In the listing below, locate the line containing "Give me a plain-text"; reproduce that line and all lines that follow it, unchanged.

[Data excerpts]
>>

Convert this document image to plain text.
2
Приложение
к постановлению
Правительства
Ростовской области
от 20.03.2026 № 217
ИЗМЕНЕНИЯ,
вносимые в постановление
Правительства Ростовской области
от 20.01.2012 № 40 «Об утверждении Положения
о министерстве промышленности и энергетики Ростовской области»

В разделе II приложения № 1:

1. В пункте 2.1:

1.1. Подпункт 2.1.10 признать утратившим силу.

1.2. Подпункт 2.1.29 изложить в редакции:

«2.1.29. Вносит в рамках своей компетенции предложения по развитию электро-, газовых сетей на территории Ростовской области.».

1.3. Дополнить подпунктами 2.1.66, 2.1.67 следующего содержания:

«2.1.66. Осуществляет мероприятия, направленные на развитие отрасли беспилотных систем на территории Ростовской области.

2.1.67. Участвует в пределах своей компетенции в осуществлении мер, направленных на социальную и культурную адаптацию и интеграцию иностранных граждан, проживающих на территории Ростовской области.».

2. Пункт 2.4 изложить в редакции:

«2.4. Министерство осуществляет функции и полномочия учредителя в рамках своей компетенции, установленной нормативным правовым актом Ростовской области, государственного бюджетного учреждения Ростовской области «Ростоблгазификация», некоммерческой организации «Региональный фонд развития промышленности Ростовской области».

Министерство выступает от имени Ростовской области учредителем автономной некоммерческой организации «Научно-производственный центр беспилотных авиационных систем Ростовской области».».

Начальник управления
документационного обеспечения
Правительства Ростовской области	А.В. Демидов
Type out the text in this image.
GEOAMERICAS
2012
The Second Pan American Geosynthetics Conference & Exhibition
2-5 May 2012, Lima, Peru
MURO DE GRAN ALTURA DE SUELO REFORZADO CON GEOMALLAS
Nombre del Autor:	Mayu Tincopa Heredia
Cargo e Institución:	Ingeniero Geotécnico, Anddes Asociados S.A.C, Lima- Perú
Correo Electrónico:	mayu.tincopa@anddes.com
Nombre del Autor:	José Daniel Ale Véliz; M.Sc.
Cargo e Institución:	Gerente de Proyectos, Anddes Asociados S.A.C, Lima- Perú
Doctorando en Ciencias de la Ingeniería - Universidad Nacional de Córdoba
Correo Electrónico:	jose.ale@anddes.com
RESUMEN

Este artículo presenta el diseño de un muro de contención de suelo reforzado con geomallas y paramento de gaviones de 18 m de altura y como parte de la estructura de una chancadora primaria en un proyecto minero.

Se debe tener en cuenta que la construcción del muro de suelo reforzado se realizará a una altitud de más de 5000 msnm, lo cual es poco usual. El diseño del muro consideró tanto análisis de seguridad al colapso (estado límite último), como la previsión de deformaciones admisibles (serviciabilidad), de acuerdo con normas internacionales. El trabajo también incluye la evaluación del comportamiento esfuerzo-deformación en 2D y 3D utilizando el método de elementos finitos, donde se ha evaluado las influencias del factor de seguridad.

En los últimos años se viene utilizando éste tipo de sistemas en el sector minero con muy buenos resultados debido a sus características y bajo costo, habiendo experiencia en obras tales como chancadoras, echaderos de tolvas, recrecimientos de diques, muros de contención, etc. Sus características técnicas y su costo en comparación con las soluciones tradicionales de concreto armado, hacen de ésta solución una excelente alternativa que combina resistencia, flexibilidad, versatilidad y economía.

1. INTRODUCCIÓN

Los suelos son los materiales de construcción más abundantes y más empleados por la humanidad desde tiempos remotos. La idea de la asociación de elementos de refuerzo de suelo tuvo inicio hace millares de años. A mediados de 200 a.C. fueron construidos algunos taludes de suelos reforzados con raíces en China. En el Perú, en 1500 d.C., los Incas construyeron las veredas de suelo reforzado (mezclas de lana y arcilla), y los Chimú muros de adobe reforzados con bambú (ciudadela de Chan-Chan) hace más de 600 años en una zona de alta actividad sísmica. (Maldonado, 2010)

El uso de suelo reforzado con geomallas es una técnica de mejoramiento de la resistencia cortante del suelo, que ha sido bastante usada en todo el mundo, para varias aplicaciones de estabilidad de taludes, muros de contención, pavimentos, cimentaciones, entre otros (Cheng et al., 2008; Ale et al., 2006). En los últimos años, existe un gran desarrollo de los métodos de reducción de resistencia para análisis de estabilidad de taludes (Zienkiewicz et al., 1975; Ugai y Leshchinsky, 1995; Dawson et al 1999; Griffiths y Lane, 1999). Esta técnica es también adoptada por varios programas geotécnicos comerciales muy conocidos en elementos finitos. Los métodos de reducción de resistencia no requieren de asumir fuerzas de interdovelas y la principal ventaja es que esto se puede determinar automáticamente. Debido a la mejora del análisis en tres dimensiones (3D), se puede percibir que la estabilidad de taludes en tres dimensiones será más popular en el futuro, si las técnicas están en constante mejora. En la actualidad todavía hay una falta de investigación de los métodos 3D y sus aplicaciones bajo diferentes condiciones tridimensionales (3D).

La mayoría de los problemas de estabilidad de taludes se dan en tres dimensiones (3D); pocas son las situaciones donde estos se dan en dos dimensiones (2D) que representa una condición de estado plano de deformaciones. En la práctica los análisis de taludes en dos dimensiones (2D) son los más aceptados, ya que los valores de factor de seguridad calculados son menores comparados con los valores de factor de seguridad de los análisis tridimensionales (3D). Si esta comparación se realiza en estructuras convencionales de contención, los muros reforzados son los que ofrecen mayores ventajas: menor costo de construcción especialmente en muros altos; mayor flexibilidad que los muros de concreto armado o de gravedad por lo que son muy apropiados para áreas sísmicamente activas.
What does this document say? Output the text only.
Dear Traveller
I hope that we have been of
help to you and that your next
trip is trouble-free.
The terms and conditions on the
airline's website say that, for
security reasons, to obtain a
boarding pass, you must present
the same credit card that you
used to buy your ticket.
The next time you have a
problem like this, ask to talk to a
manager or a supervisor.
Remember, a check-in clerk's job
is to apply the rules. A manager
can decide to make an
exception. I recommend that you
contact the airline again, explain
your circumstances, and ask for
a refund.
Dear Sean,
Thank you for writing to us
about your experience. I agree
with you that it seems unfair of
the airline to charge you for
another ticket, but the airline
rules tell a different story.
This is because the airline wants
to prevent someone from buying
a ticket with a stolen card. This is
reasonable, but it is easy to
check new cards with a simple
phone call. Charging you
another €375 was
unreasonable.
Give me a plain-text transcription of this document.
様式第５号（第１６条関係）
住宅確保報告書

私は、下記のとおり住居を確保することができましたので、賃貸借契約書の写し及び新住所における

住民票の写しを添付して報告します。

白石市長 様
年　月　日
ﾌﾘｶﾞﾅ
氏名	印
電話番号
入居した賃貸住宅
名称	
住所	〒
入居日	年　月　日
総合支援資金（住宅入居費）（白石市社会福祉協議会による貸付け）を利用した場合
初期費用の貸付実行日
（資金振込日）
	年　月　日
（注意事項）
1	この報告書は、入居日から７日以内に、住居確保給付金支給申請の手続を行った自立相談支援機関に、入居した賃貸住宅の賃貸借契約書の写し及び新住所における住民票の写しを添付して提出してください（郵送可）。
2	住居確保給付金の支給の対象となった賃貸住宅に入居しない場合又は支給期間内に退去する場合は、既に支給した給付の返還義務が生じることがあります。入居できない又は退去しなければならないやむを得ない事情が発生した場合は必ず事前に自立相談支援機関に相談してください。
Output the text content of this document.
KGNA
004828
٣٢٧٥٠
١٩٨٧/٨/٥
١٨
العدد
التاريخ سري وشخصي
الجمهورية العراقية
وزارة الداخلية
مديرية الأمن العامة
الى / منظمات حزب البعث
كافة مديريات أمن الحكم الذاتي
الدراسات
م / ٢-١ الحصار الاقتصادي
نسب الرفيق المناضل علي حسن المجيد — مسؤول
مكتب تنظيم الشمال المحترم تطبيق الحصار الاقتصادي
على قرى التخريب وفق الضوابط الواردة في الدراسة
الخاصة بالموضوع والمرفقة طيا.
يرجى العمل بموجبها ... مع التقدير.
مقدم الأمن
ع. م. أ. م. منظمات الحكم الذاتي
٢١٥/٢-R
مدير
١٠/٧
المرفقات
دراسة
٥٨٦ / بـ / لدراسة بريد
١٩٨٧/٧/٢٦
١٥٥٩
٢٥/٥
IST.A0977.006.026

<<

■ Output of the task
Give me a plain-text transcription of this document.
様式第５号（第１６条関係）
住宅確保報告書

私は、下記のとおり住居を確保することができましたので、賃貸借契約書の写し及び新住所における

住民票の写しを添付して報告します。

白石市長 様
年　月　日
ﾌﾘｶﾞﾅ
氏名	印
電話番号
入居した賃貸住宅
名称	
住所	〒
入居日	年　月　日
総合支援資金（住宅入居費）（白石市社会福祉協議会による貸付け）を利用した場合
初期費用の貸付実行日
（資金振込日）
	年　月　日
（注意事項）
1	この報告書は、入居日から７日以内に、住居確保給付金支給申請の手続を行った自立相談支援機関に、入居した賃貸住宅の賃貸借契約書の写し及び新住所における住民票の写しを添付して提出してください（郵送可）。
2	住居確保給付金の支給の対象となった賃貸住宅に入居しない場合又は支給期間内に退去する場合は、既に支給した給付の返還義務が生じることがあります。入居できない又は退去しなければならないやむを得ない事情が発生した場合は必ず事前に自立相談支援機関に相談してください。
Output the text content of this document.
KGNA
004828
٣٢٧٥٠
١٩٨٧/٨/٥
١٨
العدد
التاريخ سري وشخصي
الجمهورية العراقية
وزارة الداخلية
مديرية الأمن العامة
الى / منظمات حزب البعث
كافة مديريات أمن الحكم الذاتي
الدراسات
م / ٢-١ الحصار الاقتصادي
نسب الرفيق المناضل علي حسن المجيد — مسؤول
مكتب تنظيم الشمال المحترم تطبيق الحصار الاقتصادي
على قرى التخريب وفق الضوابط الواردة في الدراسة
الخاصة بالموضوع والمرفقة طيا.
يرجى العمل بموجبها ... مع التقدير.
مقدم الأمن
ع. م. أ. م. منظمات الحكم الذاتي
٢١٥/٢-R
مدير
١٠/٧
المرفقات
دراسة
٥٨٦ / بـ / لدراسة بريد
١٩٨٧/٧/٢٦
١٥٥٩
٢٥/٥
IST.A0977.006.026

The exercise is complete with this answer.